Task prompt ▸
Using the listing below, select the lines with the word "Sales" and copy them.

Task data ▸
..............................

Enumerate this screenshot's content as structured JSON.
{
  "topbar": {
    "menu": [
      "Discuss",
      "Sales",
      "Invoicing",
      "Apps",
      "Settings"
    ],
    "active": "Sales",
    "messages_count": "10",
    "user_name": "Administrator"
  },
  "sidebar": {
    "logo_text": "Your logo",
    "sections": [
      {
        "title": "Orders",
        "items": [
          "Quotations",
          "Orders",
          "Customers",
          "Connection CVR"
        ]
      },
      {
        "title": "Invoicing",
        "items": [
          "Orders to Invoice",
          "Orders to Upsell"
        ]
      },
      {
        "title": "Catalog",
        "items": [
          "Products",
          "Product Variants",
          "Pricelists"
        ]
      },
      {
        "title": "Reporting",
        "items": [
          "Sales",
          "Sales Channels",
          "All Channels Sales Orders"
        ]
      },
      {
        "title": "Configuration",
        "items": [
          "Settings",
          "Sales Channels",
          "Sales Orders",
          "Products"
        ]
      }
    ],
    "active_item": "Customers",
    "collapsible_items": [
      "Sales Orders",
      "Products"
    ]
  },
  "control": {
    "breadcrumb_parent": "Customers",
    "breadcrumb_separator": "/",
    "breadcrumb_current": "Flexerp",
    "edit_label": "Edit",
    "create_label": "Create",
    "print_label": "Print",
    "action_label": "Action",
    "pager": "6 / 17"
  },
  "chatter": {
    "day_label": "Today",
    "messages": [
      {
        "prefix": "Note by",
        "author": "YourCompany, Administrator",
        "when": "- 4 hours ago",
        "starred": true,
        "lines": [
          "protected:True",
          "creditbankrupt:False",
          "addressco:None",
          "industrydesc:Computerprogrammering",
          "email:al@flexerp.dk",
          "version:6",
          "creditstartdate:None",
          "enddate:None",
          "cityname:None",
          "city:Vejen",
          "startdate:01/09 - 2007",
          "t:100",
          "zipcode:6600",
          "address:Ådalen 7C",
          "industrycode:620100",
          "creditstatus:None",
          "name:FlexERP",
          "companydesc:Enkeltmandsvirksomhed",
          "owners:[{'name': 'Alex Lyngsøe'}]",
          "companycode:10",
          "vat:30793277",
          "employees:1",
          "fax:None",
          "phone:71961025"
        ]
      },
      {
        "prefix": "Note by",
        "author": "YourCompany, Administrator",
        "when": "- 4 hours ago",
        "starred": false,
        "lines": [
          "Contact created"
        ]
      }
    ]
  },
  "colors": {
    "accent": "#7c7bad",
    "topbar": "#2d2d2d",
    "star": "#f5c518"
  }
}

..............................

Complete response ▸
      "Sales",
    "active": "Sales",
          "Sales",
          "Sales Channels",
          "All Channels Sales Orders"
          "Sales Channels",
          "Sales Orders",
      "Sales Orders",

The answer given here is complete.